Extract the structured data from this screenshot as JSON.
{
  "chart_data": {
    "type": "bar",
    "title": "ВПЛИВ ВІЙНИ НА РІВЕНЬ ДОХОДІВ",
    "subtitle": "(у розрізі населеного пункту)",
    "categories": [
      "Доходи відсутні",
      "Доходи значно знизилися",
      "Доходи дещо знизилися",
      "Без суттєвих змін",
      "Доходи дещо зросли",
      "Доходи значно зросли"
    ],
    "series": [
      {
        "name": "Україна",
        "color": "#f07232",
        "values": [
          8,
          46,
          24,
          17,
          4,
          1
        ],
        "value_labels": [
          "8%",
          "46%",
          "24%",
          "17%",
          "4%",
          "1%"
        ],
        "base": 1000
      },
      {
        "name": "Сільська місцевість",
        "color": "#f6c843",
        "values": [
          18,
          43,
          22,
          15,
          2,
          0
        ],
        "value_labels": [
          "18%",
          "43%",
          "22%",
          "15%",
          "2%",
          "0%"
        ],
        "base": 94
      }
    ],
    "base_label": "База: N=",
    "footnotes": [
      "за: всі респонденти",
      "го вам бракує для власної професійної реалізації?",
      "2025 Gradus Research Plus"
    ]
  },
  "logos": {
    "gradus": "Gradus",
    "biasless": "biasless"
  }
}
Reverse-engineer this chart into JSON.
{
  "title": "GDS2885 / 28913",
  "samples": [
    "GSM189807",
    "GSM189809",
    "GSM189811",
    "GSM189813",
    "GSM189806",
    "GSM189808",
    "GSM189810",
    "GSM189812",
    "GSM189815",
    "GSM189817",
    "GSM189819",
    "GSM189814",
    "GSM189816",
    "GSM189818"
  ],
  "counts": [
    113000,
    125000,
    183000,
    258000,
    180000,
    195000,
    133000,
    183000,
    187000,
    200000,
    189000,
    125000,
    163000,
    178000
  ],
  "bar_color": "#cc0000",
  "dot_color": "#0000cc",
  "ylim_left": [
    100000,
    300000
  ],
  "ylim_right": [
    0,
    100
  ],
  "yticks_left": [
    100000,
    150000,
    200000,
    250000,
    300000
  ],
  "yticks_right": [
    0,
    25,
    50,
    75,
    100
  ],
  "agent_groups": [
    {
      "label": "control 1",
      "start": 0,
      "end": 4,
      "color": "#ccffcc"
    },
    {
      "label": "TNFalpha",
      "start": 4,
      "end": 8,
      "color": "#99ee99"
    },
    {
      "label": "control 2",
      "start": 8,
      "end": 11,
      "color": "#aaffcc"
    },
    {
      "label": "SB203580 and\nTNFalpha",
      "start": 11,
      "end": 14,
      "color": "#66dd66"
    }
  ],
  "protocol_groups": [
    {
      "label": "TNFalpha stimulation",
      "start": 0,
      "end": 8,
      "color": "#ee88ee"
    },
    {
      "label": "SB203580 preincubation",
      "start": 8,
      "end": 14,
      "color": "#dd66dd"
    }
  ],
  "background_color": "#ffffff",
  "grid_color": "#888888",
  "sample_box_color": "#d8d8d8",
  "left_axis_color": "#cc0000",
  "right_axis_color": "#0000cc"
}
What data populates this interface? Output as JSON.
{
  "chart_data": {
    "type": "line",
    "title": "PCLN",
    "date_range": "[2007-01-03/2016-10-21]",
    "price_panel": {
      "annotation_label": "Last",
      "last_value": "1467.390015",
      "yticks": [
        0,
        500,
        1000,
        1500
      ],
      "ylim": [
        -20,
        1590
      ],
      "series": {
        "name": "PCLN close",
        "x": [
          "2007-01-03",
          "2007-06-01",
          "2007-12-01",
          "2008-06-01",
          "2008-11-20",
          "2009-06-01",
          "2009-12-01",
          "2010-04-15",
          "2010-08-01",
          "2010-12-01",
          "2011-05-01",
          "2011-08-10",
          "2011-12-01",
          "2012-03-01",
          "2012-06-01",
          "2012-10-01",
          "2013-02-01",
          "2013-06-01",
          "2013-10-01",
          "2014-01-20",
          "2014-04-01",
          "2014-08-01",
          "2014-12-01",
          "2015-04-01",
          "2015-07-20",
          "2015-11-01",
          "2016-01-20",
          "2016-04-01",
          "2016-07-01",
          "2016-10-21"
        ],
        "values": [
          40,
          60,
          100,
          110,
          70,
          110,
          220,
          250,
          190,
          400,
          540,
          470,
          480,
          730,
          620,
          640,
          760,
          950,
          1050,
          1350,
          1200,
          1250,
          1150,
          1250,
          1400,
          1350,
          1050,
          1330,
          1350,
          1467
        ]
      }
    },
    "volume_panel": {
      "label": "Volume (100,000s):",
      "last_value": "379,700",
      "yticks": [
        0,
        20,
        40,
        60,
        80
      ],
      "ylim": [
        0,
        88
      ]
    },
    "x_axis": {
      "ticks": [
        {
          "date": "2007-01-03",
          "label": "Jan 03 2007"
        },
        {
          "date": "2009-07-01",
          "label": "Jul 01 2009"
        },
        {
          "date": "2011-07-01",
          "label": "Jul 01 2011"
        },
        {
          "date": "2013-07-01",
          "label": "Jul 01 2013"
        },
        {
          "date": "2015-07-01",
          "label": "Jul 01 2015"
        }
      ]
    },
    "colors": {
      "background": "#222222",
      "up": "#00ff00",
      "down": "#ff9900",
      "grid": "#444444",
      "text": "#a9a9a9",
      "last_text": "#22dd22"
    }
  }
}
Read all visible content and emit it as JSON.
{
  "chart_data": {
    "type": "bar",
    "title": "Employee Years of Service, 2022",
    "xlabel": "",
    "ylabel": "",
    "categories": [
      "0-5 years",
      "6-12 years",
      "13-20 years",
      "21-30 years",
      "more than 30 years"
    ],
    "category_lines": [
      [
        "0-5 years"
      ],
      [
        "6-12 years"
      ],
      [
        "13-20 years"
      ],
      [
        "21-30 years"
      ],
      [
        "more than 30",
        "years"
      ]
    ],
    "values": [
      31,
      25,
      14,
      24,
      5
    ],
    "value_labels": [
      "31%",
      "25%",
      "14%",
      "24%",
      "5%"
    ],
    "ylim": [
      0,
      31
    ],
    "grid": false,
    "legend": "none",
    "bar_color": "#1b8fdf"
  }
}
=-=-=-=-=
» STATED TASK
Search the listing for the string "Gradus". Copy each line where it turns up.

» FINISHED TASK
      "2025 Gradus Research Plus"
    "gradus": "Gradus",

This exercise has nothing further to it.